Set down, without alteration, the lines from the one that contains "Parse this chart: output" through the final line of the material below.
----
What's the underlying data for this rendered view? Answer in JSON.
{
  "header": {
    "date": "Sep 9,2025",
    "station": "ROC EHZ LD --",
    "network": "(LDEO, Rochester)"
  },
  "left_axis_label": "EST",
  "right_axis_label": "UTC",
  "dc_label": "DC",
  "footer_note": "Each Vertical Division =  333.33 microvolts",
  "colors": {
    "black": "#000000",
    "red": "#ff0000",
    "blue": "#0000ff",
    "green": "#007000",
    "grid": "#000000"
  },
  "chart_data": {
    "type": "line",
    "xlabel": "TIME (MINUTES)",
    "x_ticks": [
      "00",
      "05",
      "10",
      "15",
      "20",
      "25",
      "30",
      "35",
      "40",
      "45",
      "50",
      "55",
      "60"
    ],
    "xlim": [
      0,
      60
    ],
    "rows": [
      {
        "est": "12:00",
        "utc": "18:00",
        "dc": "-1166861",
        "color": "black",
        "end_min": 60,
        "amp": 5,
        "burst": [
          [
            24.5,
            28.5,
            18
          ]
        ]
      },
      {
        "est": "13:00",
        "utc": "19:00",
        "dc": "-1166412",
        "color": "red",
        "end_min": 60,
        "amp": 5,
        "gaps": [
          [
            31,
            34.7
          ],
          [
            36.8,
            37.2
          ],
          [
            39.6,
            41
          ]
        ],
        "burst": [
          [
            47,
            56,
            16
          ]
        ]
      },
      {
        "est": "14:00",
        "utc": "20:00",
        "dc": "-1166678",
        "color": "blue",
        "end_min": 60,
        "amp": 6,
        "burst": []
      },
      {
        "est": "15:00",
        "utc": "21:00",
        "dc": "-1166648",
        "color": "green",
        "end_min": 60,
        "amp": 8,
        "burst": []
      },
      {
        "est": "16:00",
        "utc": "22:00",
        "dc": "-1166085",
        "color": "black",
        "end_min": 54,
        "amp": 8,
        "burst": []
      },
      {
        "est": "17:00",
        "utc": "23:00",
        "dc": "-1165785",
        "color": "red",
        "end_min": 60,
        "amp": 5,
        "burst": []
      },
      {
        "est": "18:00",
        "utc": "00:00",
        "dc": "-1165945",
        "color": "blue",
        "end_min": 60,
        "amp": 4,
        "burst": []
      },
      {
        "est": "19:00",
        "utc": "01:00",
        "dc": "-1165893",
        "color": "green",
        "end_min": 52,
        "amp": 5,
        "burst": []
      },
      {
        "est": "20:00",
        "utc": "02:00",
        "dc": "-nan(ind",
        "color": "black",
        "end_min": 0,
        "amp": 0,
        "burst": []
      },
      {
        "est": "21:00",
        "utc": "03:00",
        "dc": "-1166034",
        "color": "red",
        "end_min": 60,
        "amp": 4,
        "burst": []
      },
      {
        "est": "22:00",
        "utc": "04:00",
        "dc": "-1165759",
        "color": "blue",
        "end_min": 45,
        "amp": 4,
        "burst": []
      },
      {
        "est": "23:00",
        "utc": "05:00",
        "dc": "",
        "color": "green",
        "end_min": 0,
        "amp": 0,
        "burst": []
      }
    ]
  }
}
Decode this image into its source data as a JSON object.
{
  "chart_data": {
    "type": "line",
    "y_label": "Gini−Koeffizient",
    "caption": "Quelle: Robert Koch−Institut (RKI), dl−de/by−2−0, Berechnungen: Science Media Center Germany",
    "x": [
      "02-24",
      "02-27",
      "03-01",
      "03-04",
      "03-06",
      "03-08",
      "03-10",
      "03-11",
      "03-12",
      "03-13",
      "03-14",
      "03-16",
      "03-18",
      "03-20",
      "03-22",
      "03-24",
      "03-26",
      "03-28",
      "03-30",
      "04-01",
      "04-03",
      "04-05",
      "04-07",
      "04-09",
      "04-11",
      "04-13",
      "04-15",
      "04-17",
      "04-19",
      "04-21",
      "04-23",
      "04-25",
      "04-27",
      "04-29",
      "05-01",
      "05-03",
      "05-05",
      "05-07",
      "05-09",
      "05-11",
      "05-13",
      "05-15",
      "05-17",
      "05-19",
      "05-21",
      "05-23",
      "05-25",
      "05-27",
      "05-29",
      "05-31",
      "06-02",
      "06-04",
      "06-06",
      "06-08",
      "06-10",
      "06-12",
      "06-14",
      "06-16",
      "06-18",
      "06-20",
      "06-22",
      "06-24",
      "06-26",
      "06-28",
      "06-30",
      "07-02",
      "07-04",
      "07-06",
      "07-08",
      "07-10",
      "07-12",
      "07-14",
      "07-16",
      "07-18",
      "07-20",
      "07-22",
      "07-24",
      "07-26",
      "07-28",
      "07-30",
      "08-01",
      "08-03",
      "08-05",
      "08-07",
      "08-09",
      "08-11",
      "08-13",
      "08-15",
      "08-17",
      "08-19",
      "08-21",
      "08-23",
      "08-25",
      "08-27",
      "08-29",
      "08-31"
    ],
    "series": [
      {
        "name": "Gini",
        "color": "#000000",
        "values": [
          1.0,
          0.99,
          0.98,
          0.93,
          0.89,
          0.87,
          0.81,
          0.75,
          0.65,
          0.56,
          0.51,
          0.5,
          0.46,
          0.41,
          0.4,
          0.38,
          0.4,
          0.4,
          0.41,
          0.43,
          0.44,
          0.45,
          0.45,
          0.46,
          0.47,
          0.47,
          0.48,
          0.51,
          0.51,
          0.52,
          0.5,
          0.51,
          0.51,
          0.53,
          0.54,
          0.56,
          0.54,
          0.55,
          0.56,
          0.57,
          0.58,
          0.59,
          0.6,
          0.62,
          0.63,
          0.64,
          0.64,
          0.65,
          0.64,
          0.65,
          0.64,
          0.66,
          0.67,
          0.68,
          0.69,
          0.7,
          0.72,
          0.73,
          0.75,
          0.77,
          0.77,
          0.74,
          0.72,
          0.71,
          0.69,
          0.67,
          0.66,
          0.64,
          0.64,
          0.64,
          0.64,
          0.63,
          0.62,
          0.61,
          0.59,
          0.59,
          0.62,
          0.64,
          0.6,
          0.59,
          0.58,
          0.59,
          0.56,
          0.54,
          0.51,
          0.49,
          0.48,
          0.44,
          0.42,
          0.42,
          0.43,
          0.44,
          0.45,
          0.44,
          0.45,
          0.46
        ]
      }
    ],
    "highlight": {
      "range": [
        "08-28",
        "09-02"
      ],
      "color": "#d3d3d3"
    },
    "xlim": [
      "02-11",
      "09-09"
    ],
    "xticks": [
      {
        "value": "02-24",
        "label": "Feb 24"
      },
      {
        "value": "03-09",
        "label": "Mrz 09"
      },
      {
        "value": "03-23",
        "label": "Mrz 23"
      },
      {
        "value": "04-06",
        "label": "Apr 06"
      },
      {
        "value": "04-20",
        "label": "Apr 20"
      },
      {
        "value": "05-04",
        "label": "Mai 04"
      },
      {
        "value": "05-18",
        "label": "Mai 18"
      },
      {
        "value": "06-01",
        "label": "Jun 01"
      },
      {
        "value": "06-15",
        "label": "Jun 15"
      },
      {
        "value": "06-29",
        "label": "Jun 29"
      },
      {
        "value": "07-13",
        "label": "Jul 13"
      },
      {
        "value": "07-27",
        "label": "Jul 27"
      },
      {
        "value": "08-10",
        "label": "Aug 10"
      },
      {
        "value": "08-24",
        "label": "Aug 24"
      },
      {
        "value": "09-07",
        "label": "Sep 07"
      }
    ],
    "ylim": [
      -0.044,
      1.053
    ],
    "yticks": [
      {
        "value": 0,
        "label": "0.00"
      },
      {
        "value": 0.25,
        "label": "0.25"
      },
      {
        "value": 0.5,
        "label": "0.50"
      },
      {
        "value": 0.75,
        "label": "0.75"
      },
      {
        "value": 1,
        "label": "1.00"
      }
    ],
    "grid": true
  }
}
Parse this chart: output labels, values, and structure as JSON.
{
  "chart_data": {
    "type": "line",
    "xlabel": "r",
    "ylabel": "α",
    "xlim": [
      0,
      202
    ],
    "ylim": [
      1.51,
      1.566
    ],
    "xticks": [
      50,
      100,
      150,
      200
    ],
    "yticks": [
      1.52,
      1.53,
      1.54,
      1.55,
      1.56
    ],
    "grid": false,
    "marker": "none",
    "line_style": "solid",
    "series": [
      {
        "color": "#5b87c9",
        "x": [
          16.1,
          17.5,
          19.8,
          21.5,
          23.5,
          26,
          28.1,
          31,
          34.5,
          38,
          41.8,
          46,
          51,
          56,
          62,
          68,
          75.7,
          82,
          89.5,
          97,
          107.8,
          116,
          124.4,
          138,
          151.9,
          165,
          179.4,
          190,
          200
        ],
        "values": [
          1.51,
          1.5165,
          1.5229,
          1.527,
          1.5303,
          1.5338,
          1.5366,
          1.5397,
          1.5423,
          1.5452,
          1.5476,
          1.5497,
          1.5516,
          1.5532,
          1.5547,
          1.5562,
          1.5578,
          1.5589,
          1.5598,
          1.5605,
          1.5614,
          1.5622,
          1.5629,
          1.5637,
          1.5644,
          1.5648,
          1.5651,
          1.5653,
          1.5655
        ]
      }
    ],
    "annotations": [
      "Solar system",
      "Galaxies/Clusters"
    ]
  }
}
----
* **Written answer**:
Parse this chart: output labels, values, and structure as JSON.
{
  "chart_data": {
    "type": "line",
    "xlabel": "r",
    "ylabel": "α",
    "xlim": [
      0,
      202
    ],
    "ylim": [
      1.51,
      1.566
    ],
    "xticks": [
      50,
      100,
      150,
      200
    ],
    "yticks": [
      1.52,
      1.53,
      1.54,
      1.55,
      1.56
    ],
    "grid": false,
    "marker": "none",
    "line_style": "solid",
    "series": [
      {
        "color": "#5b87c9",
        "x": [
          16.1,
          17.5,
          19.8,
          21.5,
          23.5,
          26,
          28.1,
          31,
          34.5,
          38,
          41.8,
          46,
          51,
          56,
          62,
          68,
          75.7,
          82,
          89.5,
          97,
          107.8,
          116,
          124.4,
          138,
          151.9,
          165,
          179.4,
          190,
          200
        ],
        "values": [
          1.51,
          1.5165,
          1.5229,
          1.527,
          1.5303,
          1.5338,
          1.5366,
          1.5397,
          1.5423,
          1.5452,
          1.5476,
          1.5497,
          1.5516,
          1.5532,
          1.5547,
          1.5562,
          1.5578,
          1.5589,
          1.5598,
          1.5605,
          1.5614,
          1.5622,
          1.5629,
          1.5637,
          1.5644,
          1.5648,
          1.5651,
          1.5653,
          1.5655
        ]
      }
    ],
    "annotations": [
      "Solar system",
      "Galaxies/Clusters"
    ]
  }
}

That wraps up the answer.